Stored data entries
_ _ _ _
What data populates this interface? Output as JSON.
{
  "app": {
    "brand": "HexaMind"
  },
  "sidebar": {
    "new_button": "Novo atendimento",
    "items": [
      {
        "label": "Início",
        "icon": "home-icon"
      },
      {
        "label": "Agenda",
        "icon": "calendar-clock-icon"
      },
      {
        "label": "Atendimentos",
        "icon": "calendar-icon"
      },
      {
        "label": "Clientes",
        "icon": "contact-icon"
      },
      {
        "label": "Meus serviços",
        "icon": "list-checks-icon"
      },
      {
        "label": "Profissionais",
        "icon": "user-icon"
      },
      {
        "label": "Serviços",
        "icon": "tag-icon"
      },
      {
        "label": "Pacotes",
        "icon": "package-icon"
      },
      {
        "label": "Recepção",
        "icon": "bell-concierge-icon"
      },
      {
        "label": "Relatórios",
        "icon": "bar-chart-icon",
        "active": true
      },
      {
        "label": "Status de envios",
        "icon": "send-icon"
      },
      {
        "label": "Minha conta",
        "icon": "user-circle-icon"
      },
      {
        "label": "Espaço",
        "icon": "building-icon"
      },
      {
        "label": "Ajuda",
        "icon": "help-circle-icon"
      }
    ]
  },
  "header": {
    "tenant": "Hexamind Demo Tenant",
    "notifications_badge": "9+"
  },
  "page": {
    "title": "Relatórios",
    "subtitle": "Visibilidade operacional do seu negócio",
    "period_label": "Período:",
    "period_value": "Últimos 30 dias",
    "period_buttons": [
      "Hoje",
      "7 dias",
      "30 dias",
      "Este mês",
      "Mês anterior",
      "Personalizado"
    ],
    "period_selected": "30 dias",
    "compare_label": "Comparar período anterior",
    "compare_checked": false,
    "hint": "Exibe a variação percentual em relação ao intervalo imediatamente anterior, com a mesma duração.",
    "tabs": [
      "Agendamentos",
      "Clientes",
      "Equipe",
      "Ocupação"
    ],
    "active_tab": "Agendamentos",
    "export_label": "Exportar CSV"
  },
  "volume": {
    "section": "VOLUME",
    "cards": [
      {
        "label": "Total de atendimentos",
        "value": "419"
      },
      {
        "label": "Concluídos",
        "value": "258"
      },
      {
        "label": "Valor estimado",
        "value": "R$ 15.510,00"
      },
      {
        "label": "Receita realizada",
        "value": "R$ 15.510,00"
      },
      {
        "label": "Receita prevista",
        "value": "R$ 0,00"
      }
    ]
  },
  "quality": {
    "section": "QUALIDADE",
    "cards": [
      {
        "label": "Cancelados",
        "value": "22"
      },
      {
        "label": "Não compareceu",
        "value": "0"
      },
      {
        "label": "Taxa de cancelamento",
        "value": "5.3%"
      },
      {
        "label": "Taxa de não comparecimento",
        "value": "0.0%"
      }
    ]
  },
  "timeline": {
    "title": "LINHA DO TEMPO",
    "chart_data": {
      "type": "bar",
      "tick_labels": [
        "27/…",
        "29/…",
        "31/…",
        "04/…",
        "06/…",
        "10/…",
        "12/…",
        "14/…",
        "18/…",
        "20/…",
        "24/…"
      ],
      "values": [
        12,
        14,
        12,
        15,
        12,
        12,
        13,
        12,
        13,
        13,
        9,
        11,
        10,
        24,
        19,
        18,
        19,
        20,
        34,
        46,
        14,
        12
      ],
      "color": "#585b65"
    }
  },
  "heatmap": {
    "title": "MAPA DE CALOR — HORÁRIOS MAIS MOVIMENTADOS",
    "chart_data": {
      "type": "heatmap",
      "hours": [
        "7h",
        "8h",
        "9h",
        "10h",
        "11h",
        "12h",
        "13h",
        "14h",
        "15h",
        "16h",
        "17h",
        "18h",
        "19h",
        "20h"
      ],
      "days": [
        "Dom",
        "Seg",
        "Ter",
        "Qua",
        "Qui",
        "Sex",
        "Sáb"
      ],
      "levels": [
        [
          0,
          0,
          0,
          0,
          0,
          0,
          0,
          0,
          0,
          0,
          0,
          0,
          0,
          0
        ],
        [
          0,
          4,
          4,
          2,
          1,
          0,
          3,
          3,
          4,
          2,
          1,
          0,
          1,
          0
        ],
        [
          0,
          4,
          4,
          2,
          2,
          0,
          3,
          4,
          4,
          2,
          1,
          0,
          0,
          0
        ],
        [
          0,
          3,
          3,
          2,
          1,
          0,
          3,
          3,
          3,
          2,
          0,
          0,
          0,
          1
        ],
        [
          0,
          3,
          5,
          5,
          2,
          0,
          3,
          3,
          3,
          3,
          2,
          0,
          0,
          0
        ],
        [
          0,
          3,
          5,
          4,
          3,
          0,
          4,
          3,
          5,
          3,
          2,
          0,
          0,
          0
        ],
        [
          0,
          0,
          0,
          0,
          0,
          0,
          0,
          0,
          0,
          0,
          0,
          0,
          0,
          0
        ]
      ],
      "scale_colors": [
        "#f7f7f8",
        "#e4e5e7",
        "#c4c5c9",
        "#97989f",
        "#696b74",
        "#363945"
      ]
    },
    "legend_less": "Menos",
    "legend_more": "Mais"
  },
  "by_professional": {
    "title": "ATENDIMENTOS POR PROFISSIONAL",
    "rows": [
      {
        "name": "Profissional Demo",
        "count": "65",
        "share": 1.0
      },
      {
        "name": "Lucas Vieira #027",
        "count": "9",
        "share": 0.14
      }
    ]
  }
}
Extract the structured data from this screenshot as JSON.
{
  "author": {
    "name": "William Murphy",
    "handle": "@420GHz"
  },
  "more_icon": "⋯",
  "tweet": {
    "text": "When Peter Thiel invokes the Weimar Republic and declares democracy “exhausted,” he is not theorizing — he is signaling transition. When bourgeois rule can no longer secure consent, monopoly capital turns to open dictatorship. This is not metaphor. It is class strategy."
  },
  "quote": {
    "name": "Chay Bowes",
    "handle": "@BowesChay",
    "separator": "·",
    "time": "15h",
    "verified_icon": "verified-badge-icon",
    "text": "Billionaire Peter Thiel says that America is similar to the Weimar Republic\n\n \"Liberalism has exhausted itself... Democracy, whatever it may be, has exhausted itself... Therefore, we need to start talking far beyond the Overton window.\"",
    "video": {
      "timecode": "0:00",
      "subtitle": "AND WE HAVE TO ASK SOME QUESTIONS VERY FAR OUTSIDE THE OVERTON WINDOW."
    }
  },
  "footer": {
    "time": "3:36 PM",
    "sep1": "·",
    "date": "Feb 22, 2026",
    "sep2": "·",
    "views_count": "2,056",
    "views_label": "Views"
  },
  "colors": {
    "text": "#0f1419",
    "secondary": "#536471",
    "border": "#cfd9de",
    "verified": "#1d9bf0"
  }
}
_ _ _ _
Exercise prompt ::
Extract each line holding the word "dias" from the records.

Reply ::
    "period_value": "Últimos 30 dias",
      "7 dias",
      "30 dias",
    "period_selected": "30 dias",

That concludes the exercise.